* begin *

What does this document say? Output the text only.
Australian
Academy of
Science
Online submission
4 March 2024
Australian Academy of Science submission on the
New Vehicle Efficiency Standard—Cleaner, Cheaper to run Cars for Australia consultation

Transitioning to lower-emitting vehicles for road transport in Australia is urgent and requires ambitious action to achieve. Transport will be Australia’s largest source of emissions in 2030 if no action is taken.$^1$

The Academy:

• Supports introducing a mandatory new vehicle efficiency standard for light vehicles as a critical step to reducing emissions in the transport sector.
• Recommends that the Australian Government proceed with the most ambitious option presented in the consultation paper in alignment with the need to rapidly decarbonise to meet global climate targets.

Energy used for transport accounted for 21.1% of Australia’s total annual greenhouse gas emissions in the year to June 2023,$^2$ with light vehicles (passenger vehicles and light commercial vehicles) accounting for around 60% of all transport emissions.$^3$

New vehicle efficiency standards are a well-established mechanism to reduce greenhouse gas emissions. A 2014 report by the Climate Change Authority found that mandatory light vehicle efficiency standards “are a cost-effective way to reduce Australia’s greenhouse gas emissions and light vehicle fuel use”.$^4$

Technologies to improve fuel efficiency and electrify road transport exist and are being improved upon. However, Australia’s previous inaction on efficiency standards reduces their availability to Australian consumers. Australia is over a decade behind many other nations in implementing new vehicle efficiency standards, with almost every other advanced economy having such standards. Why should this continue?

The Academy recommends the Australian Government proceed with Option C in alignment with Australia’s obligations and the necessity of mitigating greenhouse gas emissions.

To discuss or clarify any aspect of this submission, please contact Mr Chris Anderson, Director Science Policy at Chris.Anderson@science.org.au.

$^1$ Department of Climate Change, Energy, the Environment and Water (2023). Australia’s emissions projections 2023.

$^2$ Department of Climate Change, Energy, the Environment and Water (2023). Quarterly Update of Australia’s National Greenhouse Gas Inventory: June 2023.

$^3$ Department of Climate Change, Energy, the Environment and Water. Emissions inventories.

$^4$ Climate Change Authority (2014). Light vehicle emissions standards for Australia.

* end *

## [Task requirements]
Go through the material and copy out every line with "Academy" in it.

## [Response to this task]
Academy of
Australian Academy of Science submission on the
The Academy:
The Academy recommends the Australian Government proceed with Option C in alignment with Australia’s obligations and the necessity of mitigating greenhouse gas emissions.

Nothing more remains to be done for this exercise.